What the task requires
Reproduce each line of the material precisely.

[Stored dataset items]

============================================================

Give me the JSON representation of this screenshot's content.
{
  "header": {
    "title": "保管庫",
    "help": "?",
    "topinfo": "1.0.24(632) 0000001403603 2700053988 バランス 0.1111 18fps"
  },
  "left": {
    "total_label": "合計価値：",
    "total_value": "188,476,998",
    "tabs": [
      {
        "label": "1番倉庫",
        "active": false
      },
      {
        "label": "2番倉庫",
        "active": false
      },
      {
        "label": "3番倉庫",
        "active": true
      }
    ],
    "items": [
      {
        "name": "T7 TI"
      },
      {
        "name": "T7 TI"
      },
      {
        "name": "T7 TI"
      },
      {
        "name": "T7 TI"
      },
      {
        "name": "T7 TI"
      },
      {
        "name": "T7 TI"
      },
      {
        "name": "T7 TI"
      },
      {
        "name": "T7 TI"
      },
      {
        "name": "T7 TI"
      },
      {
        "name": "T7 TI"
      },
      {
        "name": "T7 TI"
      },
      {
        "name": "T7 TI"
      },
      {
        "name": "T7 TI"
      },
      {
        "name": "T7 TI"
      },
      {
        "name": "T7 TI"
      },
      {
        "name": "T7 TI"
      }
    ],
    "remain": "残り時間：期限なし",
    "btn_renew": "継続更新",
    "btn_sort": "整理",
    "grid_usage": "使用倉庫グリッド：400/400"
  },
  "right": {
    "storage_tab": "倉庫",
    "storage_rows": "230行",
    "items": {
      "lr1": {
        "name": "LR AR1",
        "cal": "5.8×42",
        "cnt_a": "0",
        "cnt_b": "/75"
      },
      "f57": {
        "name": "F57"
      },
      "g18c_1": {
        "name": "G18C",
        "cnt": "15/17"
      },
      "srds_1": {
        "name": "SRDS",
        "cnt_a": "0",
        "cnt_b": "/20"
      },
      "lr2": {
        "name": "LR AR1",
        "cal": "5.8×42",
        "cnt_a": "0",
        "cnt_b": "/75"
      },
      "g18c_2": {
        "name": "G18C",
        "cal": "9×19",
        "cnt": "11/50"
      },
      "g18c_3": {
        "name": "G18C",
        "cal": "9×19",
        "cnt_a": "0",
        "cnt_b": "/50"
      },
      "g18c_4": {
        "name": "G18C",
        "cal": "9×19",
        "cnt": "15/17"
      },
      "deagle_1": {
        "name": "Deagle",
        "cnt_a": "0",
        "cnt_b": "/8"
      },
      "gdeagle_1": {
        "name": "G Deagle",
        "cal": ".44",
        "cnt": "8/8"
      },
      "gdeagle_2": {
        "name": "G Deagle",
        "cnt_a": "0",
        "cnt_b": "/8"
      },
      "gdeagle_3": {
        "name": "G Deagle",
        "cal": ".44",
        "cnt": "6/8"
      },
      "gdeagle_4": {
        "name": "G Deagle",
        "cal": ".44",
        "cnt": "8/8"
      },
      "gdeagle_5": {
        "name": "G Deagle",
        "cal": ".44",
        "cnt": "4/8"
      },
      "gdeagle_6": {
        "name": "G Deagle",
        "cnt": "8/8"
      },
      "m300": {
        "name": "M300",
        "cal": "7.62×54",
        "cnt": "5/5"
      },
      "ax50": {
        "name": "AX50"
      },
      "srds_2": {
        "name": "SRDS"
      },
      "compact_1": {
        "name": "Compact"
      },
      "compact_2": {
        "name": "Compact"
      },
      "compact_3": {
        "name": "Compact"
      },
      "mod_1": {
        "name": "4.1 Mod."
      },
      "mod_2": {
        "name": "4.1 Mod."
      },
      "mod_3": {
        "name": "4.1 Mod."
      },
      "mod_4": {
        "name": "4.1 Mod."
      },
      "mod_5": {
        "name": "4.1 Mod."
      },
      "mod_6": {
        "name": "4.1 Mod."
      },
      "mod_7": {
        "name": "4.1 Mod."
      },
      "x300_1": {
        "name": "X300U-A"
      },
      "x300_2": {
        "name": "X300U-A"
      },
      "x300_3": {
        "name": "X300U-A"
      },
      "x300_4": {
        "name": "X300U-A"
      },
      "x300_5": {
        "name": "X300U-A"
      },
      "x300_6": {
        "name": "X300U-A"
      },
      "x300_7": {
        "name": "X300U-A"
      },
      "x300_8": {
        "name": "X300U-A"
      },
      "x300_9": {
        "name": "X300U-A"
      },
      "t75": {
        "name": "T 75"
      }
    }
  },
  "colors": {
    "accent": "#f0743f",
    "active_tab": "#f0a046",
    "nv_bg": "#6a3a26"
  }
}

============================================================

Completed task
Give me the JSON representation of this screenshot's content.
{
  "header": {
    "title": "保管庫",
    "help": "?",
    "topinfo": "1.0.24(632) 0000001403603 2700053988 バランス 0.1111 18fps"
  },
  "left": {
    "total_label": "合計価値：",
    "total_value": "188,476,998",
    "tabs": [
      {
        "label": "1番倉庫",
        "active": false
      },
      {
        "label": "2番倉庫",
        "active": false
      },
      {
        "label": "3番倉庫",
        "active": true
      }
    ],
    "items": [
      {
        "name": "T7 TI"
      },
      {
        "name": "T7 TI"
      },
      {
        "name": "T7 TI"
      },
      {
        "name": "T7 TI"
      },
      {
        "name": "T7 TI"
      },
      {
        "name": "T7 TI"
      },
      {
        "name": "T7 TI"
      },
      {
        "name": "T7 TI"
      },
      {
        "name": "T7 TI"
      },
      {
        "name": "T7 TI"
      },
      {
        "name": "T7 TI"
      },
      {
        "name": "T7 TI"
      },
      {
        "name": "T7 TI"
      },
      {
        "name": "T7 TI"
      },
      {
        "name": "T7 TI"
      },
      {
        "name": "T7 TI"
      }
    ],
    "remain": "残り時間：期限なし",
    "btn_renew": "継続更新",
    "btn_sort": "整理",
    "grid_usage": "使用倉庫グリッド：400/400"
  },
  "right": {
    "storage_tab": "倉庫",
    "storage_rows": "230行",
    "items": {
      "lr1": {
        "name": "LR AR1",
        "cal": "5.8×42",
        "cnt_a": "0",
        "cnt_b": "/75"
      },
      "f57": {
        "name": "F57"
      },
      "g18c_1": {
        "name": "G18C",
        "cnt": "15/17"
      },
      "srds_1": {
        "name": "SRDS",
        "cnt_a": "0",
        "cnt_b": "/20"
      },
      "lr2": {
        "name": "LR AR1",
        "cal": "5.8×42",
        "cnt_a": "0",
        "cnt_b": "/75"
      },
      "g18c_2": {
        "name": "G18C",
        "cal": "9×19",
        "cnt": "11/50"
      },
      "g18c_3": {
        "name": "G18C",
        "cal": "9×19",
        "cnt_a": "0",
        "cnt_b": "/50"
      },
      "g18c_4": {
        "name": "G18C",
        "cal": "9×19",
        "cnt": "15/17"
      },
      "deagle_1": {
        "name": "Deagle",
        "cnt_a": "0",
        "cnt_b": "/8"
      },
      "gdeagle_1": {
        "name": "G Deagle",
        "cal": ".44",
        "cnt": "8/8"
      },
      "gdeagle_2": {
        "name": "G Deagle",
        "cnt_a": "0",
        "cnt_b": "/8"
      },
      "gdeagle_3": {
        "name": "G Deagle",
        "cal": ".44",
        "cnt": "6/8"
      },
      "gdeagle_4": {
        "name": "G Deagle",
        "cal": ".44",
        "cnt": "8/8"
      },
      "gdeagle_5": {
        "name": "G Deagle",
        "cal": ".44",
        "cnt": "4/8"
      },
      "gdeagle_6": {
        "name": "G Deagle",
        "cnt": "8/8"
      },
      "m300": {
        "name": "M300",
        "cal": "7.62×54",
        "cnt": "5/5"
      },
      "ax50": {
        "name": "AX50"
      },
      "srds_2": {
        "name": "SRDS"
      },
      "compact_1": {
        "name": "Compact"
      },
      "compact_2": {
        "name": "Compact"
      },
      "compact_3": {
        "name": "Compact"
      },
      "mod_1": {
        "name": "4.1 Mod."
      },
      "mod_2": {
        "name": "4.1 Mod."
      },
      "mod_3": {
        "name": "4.1 Mod."
      },
      "mod_4": {
        "name": "4.1 Mod."
      },
      "mod_5": {
        "name": "4.1 Mod."
      },
      "mod_6": {
        "name": "4.1 Mod."
      },
      "mod_7": {
        "name": "4.1 Mod."
      },
      "x300_1": {
        "name": "X300U-A"
      },
      "x300_2": {
        "name": "X300U-A"
      },
      "x300_3": {
        "name": "X300U-A"
      },
      "x300_4": {
        "name": "X300U-A"
      },
      "x300_5": {
        "name": "X300U-A"
      },
      "x300_6": {
        "name": "X300U-A"
      },
      "x300_7": {
        "name": "X300U-A"
      },
      "x300_8": {
        "name": "X300U-A"
      },
      "x300_9": {
        "name": "X300U-A"
      },
      "t75": {
        "name": "T 75"
      }
    }
  },
  "colors": {
    "accent": "#f0743f",
    "active_tab": "#f0a046",
    "nv_bg": "#6a3a26"
  }
}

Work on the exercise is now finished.